(Data entries)

((

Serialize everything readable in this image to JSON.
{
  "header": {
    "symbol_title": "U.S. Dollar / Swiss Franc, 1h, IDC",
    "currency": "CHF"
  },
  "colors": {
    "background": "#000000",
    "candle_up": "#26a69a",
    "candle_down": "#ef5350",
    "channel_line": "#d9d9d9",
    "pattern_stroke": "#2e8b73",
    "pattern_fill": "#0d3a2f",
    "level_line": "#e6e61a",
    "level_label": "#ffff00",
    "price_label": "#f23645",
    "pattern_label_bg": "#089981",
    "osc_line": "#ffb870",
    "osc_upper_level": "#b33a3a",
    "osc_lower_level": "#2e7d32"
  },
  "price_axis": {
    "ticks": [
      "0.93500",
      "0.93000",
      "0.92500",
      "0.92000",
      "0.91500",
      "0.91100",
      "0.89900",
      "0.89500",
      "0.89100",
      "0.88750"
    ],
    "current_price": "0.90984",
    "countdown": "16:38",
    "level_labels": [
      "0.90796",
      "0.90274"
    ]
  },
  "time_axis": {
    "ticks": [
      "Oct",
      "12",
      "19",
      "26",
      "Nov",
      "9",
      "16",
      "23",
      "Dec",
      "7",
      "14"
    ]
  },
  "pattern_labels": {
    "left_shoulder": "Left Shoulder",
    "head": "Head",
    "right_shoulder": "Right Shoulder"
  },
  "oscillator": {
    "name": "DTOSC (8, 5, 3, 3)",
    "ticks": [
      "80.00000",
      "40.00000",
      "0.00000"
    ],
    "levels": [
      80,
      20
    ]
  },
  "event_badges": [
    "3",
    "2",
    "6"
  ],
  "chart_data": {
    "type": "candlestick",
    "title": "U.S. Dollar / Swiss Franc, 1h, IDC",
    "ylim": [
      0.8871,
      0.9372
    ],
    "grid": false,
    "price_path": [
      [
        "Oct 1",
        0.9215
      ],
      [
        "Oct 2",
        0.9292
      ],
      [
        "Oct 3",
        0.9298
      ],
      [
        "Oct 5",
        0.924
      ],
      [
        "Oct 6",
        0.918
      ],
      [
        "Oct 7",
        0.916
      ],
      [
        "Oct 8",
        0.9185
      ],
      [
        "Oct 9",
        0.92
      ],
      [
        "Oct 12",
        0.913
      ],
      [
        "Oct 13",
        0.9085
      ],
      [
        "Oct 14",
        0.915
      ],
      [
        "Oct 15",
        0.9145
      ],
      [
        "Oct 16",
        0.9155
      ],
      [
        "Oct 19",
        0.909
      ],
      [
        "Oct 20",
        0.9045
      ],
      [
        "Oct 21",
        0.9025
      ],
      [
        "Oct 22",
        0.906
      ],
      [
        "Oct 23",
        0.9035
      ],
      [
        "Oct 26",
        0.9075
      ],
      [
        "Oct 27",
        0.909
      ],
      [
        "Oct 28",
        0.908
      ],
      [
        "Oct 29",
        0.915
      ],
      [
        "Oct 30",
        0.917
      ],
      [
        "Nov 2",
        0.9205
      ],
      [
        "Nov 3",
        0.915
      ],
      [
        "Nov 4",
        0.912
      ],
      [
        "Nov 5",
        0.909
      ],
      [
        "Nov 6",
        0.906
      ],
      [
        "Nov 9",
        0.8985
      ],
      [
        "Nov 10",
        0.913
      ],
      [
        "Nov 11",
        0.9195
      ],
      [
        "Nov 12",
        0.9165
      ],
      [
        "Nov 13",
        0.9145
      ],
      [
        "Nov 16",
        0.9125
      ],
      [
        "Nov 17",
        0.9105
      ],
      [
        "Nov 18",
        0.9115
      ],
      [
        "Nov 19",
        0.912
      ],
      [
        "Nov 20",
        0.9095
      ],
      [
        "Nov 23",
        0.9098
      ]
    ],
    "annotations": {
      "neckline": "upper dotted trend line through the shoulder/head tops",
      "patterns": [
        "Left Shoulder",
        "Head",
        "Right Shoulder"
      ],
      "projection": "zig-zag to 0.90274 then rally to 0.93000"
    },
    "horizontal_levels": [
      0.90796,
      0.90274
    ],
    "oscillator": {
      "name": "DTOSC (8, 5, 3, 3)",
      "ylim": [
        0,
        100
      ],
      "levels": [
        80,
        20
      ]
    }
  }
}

))

**Exercise goal**
Retype every record above exactly as it appears.

**In response**
Serialize everything readable in this image to JSON.
{
  "header": {
    "symbol_title": "U.S. Dollar / Swiss Franc, 1h, IDC",
    "currency": "CHF"
  },
  "colors": {
    "background": "#000000",
    "candle_up": "#26a69a",
    "candle_down": "#ef5350",
    "channel_line": "#d9d9d9",
    "pattern_stroke": "#2e8b73",
    "pattern_fill": "#0d3a2f",
    "level_line": "#e6e61a",
    "level_label": "#ffff00",
    "price_label": "#f23645",
    "pattern_label_bg": "#089981",
    "osc_line": "#ffb870",
    "osc_upper_level": "#b33a3a",
    "osc_lower_level": "#2e7d32"
  },
  "price_axis": {
    "ticks": [
      "0.93500",
      "0.93000",
      "0.92500",
      "0.92000",
      "0.91500",
      "0.91100",
      "0.89900",
      "0.89500",
      "0.89100",
      "0.88750"
    ],
    "current_price": "0.90984",
    "countdown": "16:38",
    "level_labels": [
      "0.90796",
      "0.90274"
    ]
  },
  "time_axis": {
    "ticks": [
      "Oct",
      "12",
      "19",
      "26",
      "Nov",
      "9",
      "16",
      "23",
      "Dec",
      "7",
      "14"
    ]
  },
  "pattern_labels": {
    "left_shoulder": "Left Shoulder",
    "head": "Head",
    "right_shoulder": "Right Shoulder"
  },
  "oscillator": {
    "name": "DTOSC (8, 5, 3, 3)",
    "ticks": [
      "80.00000",
      "40.00000",
      "0.00000"
    ],
    "levels": [
      80,
      20
    ]
  },
  "event_badges": [
    "3",
    "2",
    "6"
  ],
  "chart_data": {
    "type": "candlestick",
    "title": "U.S. Dollar / Swiss Franc, 1h, IDC",
    "ylim": [
      0.8871,
      0.9372
    ],
    "grid": false,
    "price_path": [
      [
        "Oct 1",
        0.9215
      ],
      [
        "Oct 2",
        0.9292
      ],
      [
        "Oct 3",
        0.9298
      ],
      [
        "Oct 5",
        0.924
      ],
      [
        "Oct 6",
        0.918
      ],
      [
        "Oct 7",
        0.916
      ],
      [
        "Oct 8",
        0.9185
      ],
      [
        "Oct 9",
        0.92
      ],
      [
        "Oct 12",
        0.913
      ],
      [
        "Oct 13",
        0.9085
      ],
      [
        "Oct 14",
        0.915
      ],
      [
        "Oct 15",
        0.9145
      ],
      [
        "Oct 16",
        0.9155
      ],
      [
        "Oct 19",
        0.909
      ],
      [
        "Oct 20",
        0.9045
      ],
      [
        "Oct 21",
        0.9025
      ],
      [
        "Oct 22",
        0.906
      ],
      [
        "Oct 23",
        0.9035
      ],
      [
        "Oct 26",
        0.9075
      ],
      [
        "Oct 27",
        0.909
      ],
      [
        "Oct 28",
        0.908
      ],
      [
        "Oct 29",
        0.915
      ],
      [
        "Oct 30",
        0.917
      ],
      [
        "Nov 2",
        0.9205
      ],
      [
        "Nov 3",
        0.915
      ],
      [
        "Nov 4",
        0.912
      ],
      [
        "Nov 5",
        0.909
      ],
      [
        "Nov 6",
        0.906
      ],
      [
        "Nov 9",
        0.8985
      ],
      [
        "Nov 10",
        0.913
      ],
      [
        "Nov 11",
        0.9195
      ],
      [
        "Nov 12",
        0.9165
      ],
      [
        "Nov 13",
        0.9145
      ],
      [
        "Nov 16",
        0.9125
      ],
      [
        "Nov 17",
        0.9105
      ],
      [
        "Nov 18",
        0.9115
      ],
      [
        "Nov 19",
        0.912
      ],
      [
        "Nov 20",
        0.9095
      ],
      [
        "Nov 23",
        0.9098
      ]
    ],
    "annotations": {
      "neckline": "upper dotted trend line through the shoulder/head tops",
      "patterns": [
        "Left Shoulder",
        "Head",
        "Right Shoulder"
      ],
      "projection": "zig-zag to 0.90274 then rally to 0.93000"
    },
    "horizontal_levels": [
      0.90796,
      0.90274
    ],
    "oscillator": {
      "name": "DTOSC (8, 5, 3, 3)",
      "ylim": [
        0,
        100
      ],
      "levels": [
        80,
        20
      ]
    }
  }
}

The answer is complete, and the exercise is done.